• Objective: Pick out the lines containing "details".

• Extracted records:
******

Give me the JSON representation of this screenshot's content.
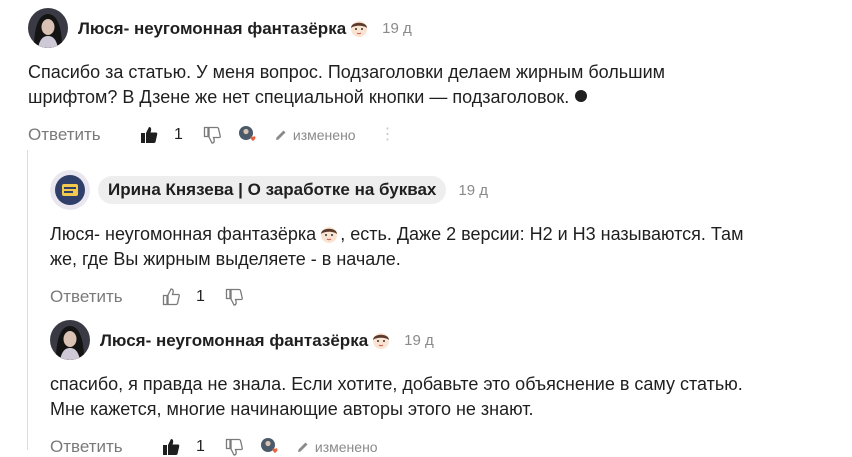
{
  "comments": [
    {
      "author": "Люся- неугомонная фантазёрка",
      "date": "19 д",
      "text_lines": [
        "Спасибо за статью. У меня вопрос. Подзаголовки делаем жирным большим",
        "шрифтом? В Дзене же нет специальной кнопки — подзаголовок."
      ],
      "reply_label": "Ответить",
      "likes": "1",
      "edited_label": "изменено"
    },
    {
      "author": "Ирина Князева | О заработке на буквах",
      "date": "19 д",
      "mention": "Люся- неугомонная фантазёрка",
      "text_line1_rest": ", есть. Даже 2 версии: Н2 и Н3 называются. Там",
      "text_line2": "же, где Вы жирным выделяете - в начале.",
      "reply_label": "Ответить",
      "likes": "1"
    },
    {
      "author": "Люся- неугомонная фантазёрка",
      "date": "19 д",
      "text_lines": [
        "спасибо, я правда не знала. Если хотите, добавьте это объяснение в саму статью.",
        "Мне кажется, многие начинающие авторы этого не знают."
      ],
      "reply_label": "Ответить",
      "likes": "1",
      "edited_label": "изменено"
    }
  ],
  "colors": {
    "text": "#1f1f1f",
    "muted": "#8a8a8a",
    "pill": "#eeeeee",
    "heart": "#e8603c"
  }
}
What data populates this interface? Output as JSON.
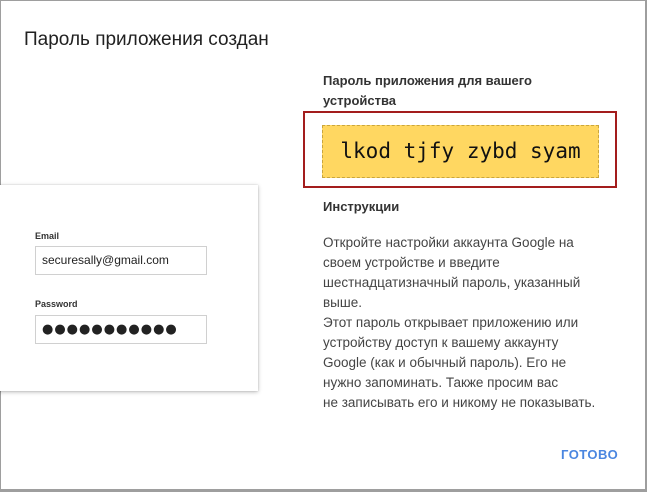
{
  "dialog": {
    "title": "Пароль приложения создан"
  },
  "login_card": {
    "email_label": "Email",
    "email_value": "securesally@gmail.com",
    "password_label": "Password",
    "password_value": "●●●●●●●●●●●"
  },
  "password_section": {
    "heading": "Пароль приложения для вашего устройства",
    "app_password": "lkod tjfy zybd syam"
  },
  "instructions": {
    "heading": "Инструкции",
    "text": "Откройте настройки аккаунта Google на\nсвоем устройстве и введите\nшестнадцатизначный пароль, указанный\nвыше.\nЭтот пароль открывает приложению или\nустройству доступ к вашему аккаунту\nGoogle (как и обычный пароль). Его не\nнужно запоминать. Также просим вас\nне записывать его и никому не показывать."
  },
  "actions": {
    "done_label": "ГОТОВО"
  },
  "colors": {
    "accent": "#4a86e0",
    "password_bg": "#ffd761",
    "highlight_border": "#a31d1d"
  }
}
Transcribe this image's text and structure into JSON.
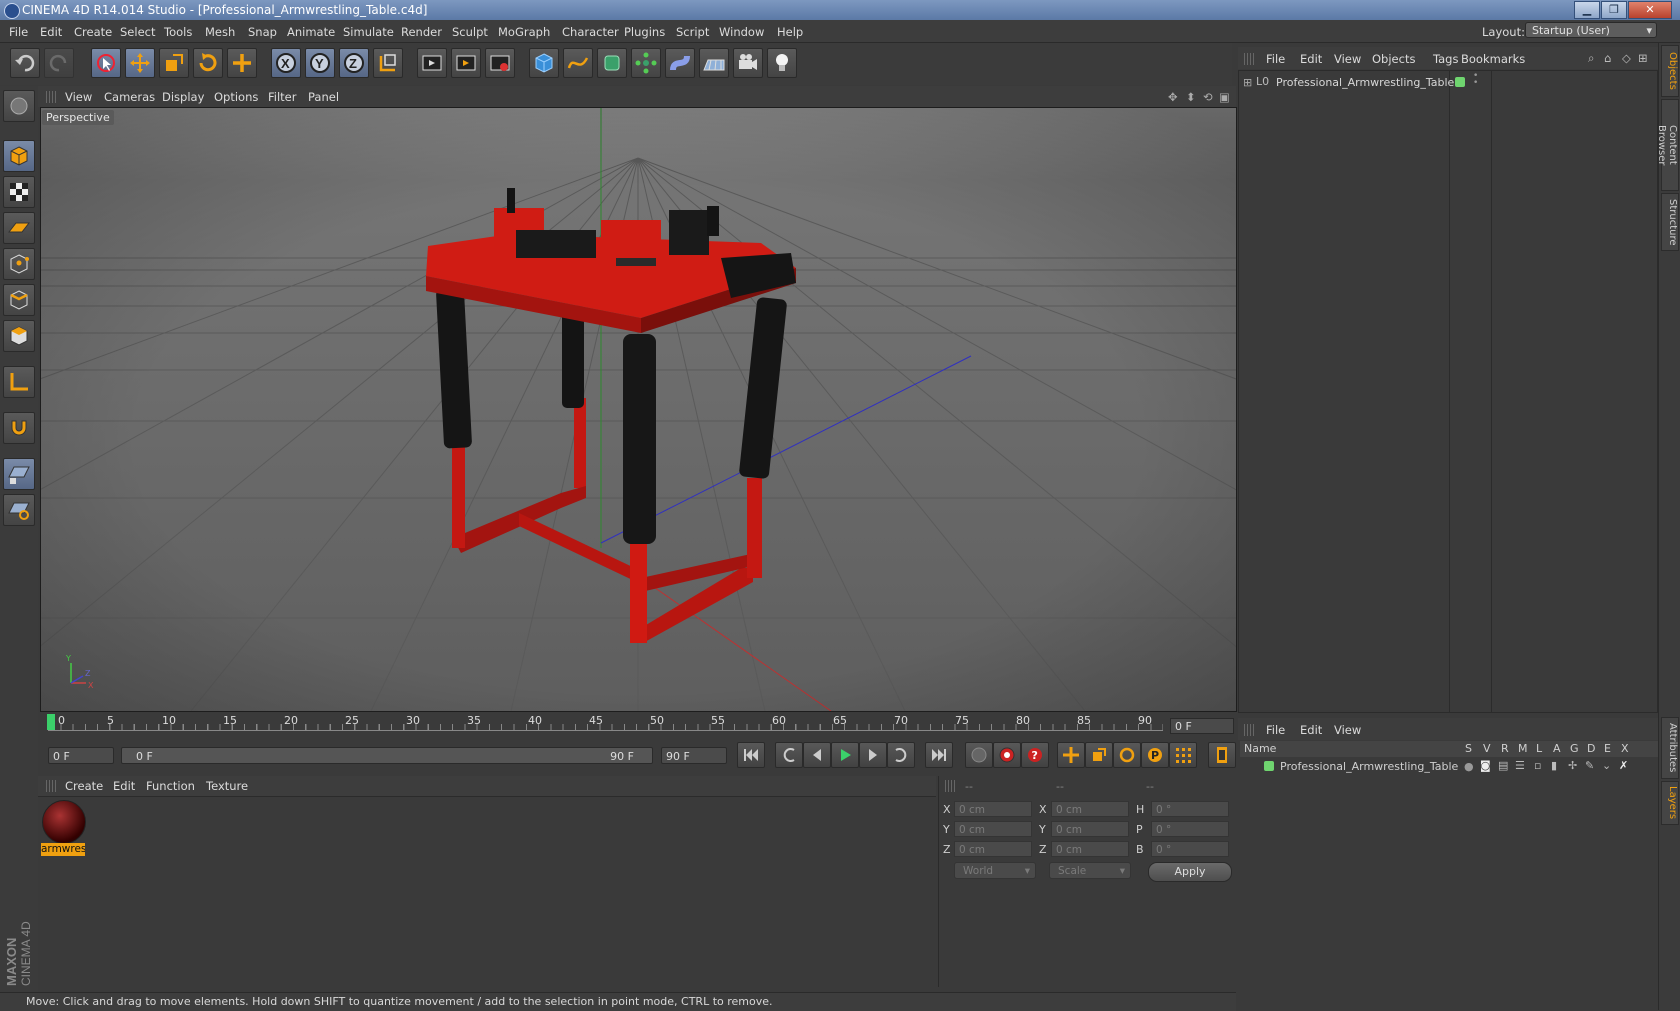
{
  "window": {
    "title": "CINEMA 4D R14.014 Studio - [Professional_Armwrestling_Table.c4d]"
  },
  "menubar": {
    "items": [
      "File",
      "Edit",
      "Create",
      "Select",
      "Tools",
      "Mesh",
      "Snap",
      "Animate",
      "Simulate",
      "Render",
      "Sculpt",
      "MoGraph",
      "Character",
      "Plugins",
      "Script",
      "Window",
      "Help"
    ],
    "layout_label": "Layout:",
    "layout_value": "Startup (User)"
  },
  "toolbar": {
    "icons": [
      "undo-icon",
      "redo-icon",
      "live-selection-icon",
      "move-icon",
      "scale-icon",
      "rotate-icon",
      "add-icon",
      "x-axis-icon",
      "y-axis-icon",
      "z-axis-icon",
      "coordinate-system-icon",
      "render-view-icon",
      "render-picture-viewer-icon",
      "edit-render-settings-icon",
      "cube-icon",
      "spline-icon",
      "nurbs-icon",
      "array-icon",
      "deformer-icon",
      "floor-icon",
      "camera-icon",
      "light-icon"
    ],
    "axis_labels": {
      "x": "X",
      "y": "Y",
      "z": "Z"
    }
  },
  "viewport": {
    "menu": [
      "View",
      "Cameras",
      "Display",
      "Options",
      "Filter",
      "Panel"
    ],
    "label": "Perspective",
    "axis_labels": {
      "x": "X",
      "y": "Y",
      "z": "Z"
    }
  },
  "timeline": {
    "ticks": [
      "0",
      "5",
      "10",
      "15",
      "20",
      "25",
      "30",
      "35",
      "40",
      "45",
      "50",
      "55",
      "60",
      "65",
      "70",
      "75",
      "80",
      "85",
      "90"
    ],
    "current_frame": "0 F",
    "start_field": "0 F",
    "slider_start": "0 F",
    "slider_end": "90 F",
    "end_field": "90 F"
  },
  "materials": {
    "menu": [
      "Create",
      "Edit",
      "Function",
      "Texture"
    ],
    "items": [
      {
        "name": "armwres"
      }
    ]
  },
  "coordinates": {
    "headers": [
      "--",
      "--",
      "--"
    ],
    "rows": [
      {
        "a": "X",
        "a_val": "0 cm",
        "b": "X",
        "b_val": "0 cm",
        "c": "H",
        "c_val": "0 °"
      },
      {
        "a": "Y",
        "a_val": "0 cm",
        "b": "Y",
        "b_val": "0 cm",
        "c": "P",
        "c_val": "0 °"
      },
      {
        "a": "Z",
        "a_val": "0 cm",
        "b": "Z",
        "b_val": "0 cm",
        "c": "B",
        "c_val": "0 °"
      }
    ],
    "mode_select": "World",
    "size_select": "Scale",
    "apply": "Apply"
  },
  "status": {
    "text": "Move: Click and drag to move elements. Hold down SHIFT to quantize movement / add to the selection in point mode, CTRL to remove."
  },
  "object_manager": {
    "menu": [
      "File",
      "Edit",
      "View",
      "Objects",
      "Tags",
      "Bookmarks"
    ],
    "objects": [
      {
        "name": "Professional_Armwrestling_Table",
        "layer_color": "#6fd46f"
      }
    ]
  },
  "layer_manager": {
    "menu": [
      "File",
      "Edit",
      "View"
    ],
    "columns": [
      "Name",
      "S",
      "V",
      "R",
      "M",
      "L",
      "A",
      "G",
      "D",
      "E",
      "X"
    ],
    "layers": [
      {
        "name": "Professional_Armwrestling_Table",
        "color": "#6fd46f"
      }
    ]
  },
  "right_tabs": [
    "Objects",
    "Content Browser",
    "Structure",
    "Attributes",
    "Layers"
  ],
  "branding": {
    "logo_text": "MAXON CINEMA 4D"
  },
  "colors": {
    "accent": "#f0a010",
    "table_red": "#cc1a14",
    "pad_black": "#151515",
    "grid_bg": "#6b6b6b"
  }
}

******

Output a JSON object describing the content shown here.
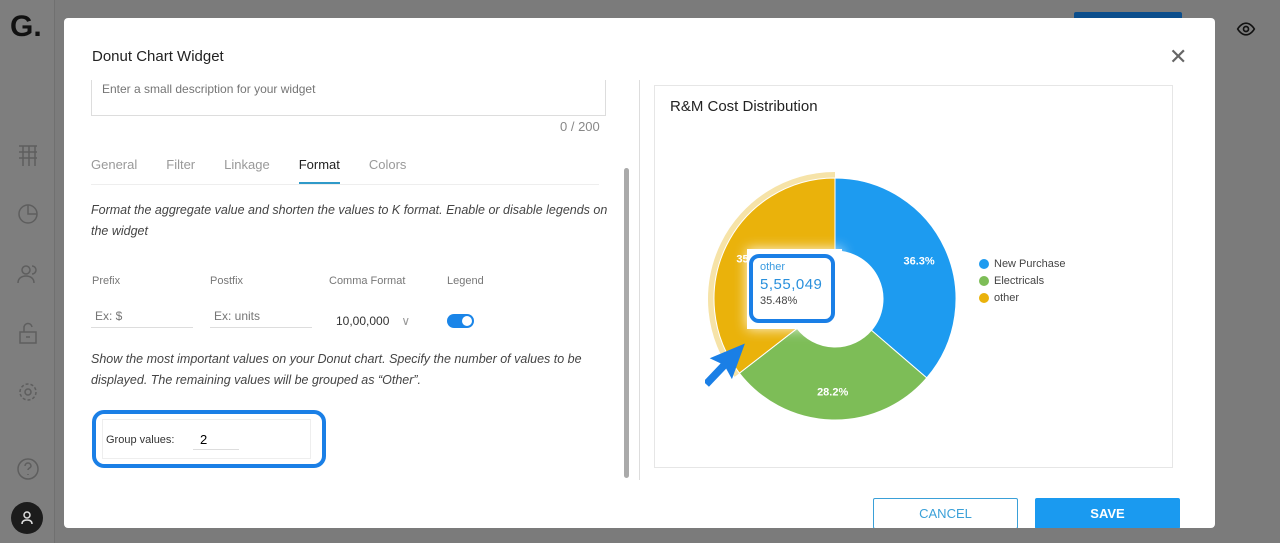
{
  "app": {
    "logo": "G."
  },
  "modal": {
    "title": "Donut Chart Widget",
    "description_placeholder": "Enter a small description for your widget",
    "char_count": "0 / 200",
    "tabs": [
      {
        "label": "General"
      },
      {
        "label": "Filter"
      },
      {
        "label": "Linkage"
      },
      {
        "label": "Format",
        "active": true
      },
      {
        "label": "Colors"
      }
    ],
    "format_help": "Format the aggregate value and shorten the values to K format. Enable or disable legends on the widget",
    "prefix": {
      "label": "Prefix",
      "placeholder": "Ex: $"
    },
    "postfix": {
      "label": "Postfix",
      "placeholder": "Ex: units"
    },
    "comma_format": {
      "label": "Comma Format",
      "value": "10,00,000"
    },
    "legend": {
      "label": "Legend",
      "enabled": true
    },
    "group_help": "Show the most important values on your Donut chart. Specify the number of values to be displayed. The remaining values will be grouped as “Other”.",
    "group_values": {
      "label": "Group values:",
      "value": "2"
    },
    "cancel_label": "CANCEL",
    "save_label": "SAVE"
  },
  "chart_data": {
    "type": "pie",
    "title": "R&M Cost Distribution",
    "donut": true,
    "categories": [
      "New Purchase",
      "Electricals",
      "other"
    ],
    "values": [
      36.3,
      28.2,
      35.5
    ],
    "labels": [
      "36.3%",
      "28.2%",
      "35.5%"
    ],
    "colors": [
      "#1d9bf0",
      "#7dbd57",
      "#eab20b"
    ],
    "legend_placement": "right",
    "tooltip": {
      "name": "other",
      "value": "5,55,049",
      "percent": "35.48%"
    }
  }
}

******

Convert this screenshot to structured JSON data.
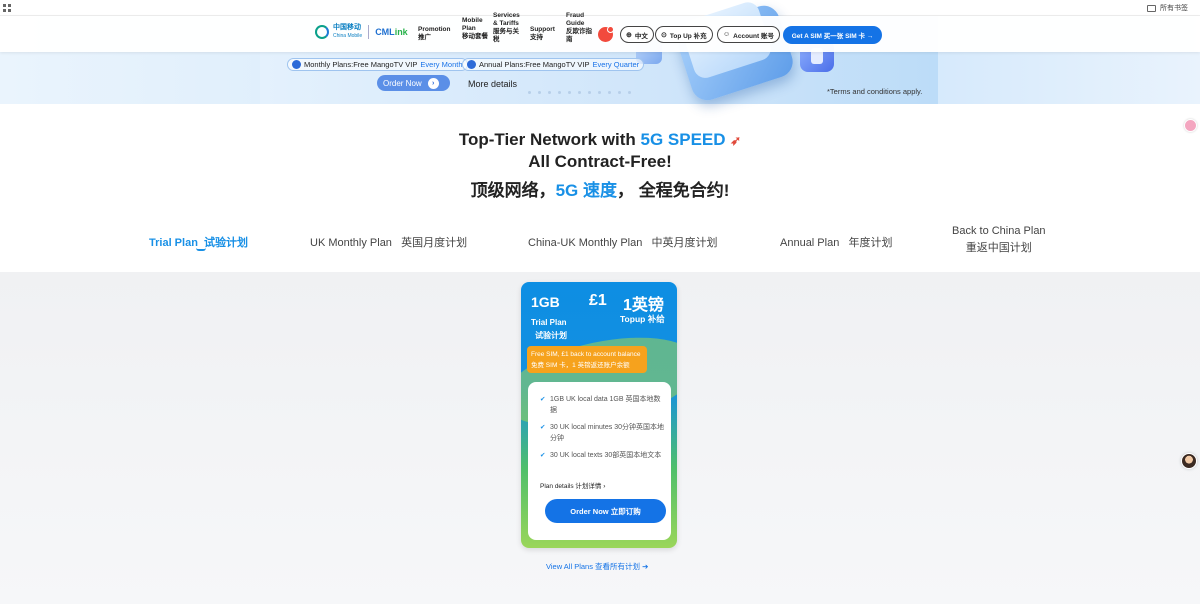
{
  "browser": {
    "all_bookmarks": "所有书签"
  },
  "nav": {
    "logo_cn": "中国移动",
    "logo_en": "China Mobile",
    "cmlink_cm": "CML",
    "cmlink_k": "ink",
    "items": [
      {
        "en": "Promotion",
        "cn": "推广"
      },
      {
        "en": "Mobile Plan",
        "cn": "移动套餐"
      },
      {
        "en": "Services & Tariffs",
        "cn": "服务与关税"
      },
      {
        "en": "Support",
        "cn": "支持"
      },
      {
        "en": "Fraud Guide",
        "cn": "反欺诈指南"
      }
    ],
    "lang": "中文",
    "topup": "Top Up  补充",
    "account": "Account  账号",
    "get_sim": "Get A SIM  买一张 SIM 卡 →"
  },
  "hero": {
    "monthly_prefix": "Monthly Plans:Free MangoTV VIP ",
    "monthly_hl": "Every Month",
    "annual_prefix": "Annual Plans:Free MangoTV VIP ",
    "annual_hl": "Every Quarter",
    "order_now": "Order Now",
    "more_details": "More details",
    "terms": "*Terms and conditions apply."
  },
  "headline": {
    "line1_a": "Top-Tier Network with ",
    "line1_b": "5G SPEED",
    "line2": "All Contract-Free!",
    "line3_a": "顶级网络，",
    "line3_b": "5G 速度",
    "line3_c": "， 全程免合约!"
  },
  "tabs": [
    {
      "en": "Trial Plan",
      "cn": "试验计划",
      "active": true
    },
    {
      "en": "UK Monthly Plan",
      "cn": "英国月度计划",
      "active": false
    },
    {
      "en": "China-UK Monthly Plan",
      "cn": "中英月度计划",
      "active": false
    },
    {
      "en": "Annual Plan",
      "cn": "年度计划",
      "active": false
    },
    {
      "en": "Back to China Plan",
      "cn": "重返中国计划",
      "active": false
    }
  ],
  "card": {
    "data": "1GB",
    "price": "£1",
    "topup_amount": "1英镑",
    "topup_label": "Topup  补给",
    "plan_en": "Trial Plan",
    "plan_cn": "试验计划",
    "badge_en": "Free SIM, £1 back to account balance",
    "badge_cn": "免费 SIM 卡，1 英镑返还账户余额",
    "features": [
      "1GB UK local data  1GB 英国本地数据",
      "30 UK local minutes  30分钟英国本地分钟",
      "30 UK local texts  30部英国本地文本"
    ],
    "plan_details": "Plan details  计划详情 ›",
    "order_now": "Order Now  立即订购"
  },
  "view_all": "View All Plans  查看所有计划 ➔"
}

******

• Reply:
    "more_details": "More details",
    "plan_details": "Plan details  计划详情 ›",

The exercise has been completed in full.